- Exercise directions
Scan the lines below and report each one containing "debe" by copying it.

- Source material
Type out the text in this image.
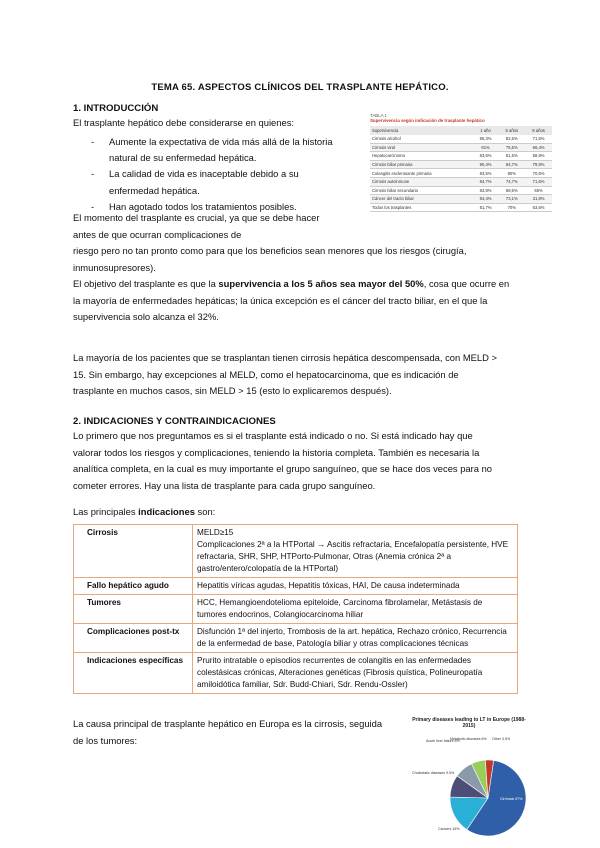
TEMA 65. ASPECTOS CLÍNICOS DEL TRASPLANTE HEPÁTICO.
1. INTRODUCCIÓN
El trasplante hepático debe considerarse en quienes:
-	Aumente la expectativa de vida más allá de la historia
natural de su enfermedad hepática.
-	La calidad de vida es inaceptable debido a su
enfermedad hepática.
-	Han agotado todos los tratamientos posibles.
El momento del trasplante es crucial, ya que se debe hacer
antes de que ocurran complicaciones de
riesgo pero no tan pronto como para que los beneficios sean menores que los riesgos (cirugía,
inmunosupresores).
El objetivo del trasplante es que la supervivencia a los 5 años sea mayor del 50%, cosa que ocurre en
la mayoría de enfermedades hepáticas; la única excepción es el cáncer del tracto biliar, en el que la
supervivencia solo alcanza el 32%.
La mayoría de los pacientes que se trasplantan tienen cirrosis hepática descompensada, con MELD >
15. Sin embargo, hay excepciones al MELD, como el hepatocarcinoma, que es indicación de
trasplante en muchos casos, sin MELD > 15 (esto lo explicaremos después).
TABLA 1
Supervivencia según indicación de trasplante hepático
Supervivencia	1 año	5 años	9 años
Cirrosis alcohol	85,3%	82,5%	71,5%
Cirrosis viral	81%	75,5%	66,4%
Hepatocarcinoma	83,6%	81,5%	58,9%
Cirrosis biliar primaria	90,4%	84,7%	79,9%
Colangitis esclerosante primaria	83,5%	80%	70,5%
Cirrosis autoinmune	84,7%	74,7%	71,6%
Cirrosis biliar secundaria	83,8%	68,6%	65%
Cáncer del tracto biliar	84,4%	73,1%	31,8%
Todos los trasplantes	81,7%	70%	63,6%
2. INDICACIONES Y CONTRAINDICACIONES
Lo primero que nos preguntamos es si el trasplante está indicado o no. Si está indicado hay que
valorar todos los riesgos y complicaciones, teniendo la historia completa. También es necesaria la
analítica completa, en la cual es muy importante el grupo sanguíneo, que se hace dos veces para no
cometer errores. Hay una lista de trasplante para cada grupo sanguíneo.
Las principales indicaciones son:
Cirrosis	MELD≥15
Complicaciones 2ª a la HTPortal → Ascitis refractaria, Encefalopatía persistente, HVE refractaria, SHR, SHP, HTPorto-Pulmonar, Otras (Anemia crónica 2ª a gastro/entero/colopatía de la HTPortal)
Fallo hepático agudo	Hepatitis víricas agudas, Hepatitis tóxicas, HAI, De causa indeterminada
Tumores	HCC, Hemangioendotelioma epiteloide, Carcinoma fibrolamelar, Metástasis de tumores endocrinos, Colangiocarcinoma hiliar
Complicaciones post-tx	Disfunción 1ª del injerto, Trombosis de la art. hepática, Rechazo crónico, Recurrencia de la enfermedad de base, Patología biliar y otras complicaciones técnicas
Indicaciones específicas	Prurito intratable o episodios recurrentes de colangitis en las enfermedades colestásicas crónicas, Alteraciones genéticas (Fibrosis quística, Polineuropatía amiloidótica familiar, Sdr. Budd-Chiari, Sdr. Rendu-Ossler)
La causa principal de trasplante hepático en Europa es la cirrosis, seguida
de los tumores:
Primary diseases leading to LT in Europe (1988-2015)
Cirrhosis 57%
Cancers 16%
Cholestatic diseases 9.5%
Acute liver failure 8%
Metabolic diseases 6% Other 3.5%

---

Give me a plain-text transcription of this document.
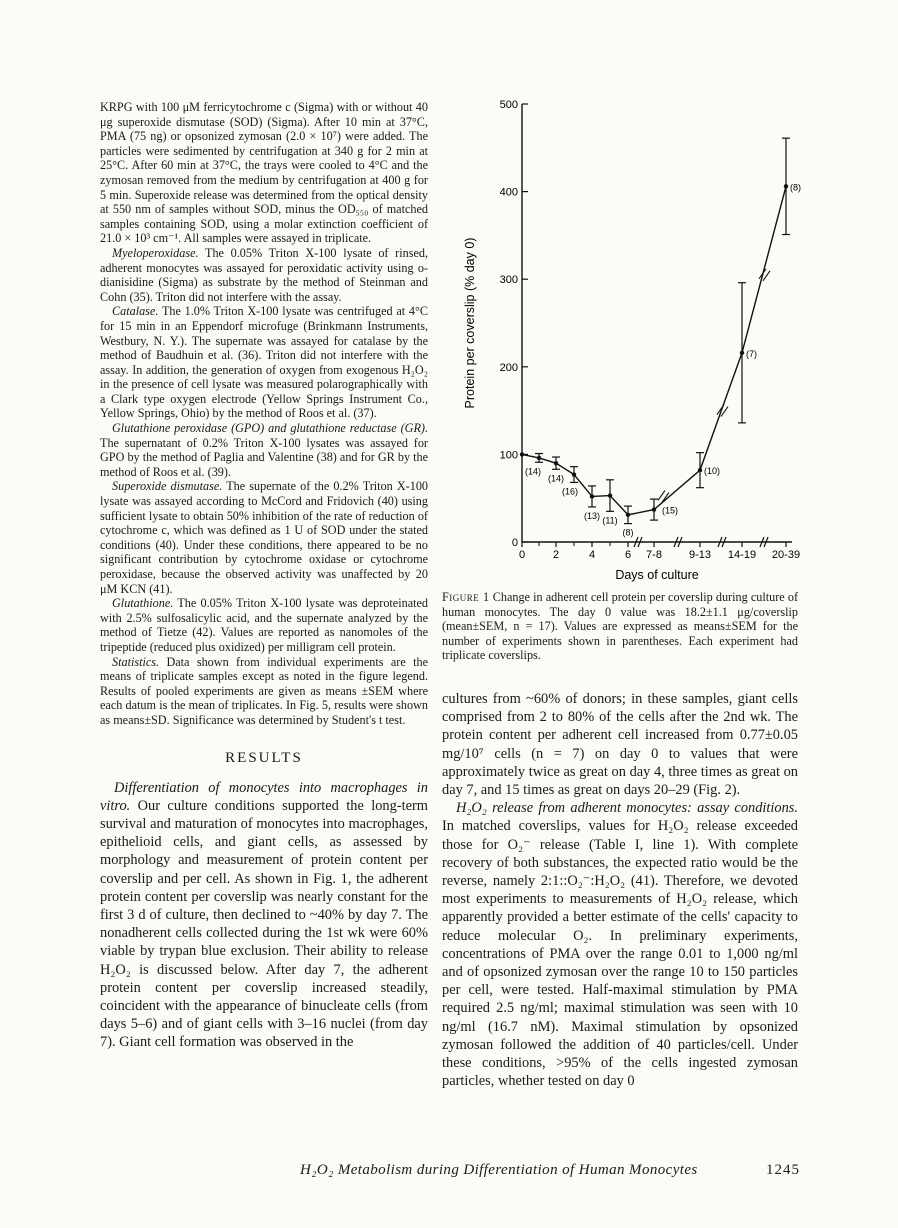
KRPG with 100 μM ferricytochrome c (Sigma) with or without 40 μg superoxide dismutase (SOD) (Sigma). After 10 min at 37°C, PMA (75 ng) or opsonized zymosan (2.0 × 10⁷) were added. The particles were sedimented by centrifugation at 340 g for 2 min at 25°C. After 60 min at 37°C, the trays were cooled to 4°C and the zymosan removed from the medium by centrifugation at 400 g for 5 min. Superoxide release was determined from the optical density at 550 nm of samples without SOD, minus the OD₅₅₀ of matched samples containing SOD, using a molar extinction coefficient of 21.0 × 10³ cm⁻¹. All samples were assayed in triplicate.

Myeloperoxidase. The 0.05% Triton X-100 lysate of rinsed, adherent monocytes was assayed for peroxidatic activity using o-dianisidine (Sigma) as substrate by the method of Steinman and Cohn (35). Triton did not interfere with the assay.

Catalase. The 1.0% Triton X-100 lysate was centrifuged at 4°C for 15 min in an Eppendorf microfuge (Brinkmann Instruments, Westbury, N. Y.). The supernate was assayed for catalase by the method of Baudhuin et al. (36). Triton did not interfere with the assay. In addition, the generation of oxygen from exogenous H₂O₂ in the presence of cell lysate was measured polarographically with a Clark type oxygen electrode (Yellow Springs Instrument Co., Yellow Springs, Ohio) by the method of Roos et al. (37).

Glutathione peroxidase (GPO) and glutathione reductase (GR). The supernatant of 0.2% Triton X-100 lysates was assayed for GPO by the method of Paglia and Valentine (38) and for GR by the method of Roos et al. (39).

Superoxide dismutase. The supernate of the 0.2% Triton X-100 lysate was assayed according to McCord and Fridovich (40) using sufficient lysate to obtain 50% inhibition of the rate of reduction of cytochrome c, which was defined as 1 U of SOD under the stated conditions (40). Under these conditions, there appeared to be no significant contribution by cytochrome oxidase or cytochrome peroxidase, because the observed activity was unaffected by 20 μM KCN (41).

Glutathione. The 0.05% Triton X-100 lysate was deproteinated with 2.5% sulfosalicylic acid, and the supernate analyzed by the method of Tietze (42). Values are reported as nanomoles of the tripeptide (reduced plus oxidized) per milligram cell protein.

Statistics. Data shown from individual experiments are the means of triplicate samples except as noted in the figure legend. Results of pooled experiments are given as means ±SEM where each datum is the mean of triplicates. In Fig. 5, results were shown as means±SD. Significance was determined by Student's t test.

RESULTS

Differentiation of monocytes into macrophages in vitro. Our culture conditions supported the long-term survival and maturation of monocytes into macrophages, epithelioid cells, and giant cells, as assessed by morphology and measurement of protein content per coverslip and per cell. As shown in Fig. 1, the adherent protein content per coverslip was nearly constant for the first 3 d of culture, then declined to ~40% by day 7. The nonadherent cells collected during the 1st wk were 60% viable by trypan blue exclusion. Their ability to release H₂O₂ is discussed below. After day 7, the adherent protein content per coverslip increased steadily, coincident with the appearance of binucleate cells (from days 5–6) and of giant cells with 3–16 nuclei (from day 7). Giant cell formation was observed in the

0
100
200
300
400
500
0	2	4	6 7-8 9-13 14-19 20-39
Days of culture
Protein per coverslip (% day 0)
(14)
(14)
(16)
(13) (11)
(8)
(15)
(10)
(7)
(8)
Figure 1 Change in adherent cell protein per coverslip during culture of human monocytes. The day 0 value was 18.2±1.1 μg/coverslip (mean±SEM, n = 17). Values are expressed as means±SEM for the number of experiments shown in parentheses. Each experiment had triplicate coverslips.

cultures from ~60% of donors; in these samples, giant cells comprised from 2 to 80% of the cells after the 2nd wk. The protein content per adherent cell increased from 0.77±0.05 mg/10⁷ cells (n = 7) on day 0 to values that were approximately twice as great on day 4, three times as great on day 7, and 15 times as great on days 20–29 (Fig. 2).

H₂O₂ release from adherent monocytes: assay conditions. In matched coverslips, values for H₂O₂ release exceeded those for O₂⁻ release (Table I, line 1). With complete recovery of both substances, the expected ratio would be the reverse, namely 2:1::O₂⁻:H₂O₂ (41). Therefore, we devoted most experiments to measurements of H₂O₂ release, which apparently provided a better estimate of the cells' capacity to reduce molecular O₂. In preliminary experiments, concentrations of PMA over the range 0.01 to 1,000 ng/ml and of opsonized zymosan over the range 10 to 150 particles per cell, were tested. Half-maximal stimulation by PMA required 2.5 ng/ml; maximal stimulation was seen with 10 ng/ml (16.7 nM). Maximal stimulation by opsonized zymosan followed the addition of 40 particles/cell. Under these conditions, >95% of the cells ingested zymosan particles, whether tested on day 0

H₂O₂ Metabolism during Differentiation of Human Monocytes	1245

==

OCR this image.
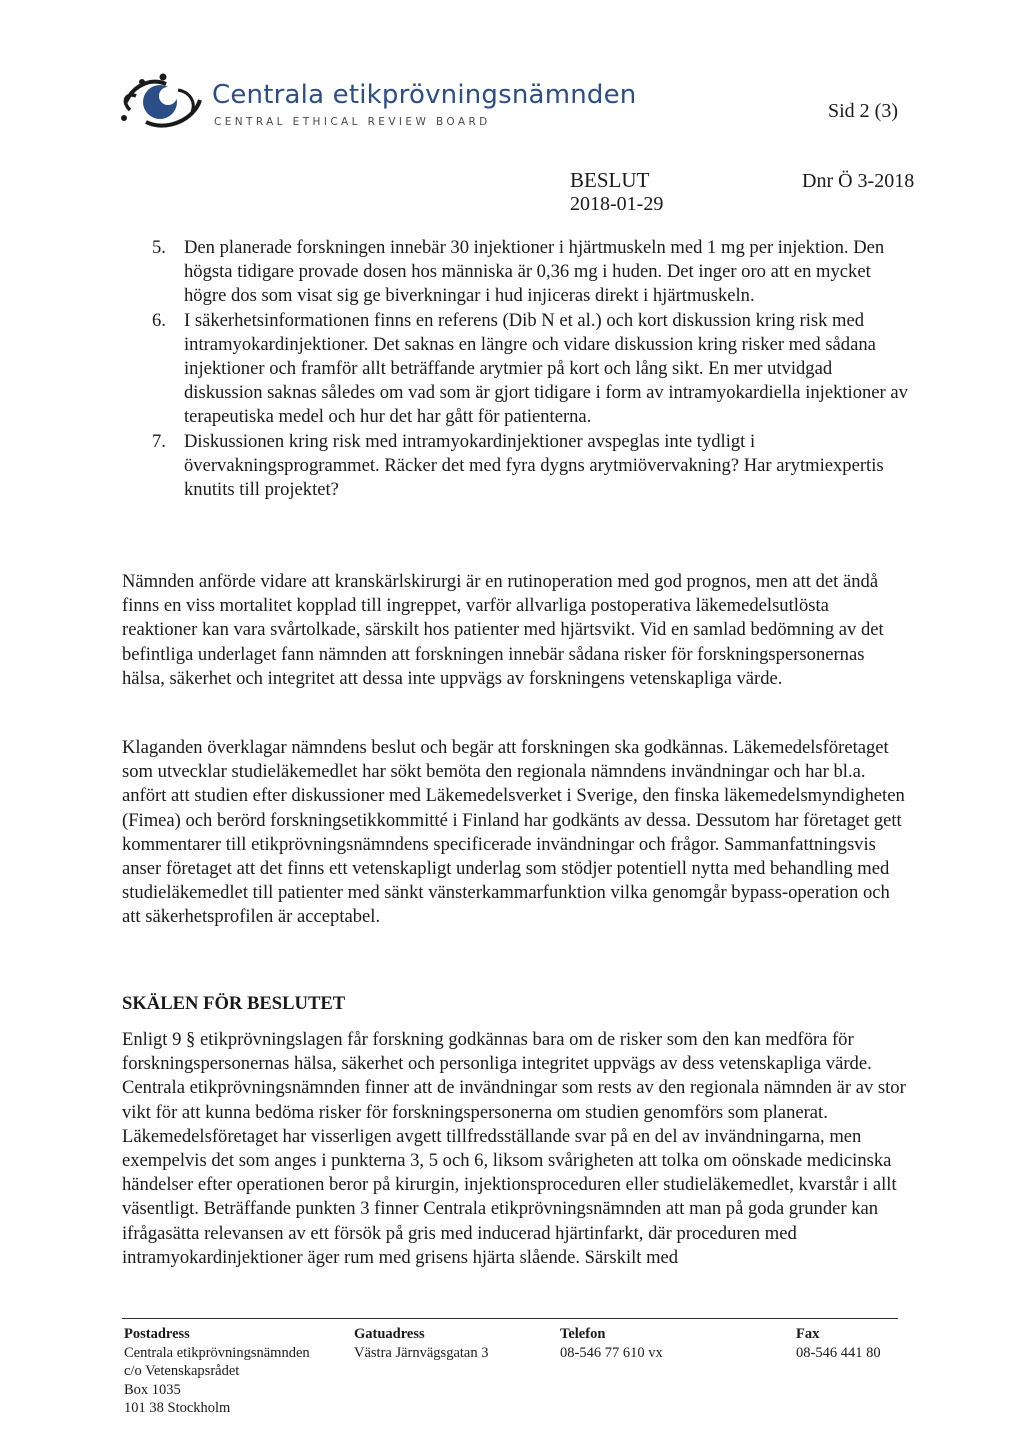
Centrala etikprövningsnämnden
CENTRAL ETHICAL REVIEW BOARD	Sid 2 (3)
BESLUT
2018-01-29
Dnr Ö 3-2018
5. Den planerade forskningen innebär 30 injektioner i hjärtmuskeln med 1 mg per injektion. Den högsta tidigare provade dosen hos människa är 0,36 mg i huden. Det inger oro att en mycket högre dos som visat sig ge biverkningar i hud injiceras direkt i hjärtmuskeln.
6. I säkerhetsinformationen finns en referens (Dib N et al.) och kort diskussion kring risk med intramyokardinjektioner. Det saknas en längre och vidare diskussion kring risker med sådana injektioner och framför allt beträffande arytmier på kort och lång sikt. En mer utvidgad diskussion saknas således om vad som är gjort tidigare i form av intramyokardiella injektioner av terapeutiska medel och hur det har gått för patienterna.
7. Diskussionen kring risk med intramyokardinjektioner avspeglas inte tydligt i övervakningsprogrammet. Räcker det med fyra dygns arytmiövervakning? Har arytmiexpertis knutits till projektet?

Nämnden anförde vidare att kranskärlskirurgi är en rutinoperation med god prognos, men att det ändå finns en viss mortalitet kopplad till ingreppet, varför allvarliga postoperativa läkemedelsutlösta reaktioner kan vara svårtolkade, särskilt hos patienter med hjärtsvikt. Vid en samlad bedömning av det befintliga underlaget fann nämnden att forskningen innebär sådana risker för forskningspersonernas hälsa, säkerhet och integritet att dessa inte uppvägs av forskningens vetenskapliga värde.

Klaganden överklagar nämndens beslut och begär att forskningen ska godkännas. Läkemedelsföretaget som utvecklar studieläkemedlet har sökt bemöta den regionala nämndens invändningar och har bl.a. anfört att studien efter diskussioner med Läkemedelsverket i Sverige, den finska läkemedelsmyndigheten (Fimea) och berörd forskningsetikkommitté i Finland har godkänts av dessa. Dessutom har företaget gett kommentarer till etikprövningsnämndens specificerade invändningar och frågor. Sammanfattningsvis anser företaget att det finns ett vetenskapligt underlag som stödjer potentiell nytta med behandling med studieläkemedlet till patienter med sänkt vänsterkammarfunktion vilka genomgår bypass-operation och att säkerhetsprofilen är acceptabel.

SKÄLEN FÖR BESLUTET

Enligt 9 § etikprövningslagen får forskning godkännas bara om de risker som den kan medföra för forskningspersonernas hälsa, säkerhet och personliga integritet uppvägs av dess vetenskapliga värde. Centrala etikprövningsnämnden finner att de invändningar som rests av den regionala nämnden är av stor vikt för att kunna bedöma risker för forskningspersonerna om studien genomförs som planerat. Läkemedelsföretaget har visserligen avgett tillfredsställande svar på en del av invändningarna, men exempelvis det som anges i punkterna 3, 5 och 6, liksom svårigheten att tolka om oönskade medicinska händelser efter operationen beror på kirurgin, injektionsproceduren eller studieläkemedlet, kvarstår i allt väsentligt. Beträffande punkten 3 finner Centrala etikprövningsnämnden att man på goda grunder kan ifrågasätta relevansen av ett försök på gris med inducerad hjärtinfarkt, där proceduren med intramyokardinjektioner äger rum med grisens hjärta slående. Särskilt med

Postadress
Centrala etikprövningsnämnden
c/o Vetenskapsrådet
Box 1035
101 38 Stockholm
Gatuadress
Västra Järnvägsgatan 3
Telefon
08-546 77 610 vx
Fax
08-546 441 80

- Answer area
El trasplante hepático debe considerarse en quienes:
El momento del trasplante es crucial, ya que se debe hacer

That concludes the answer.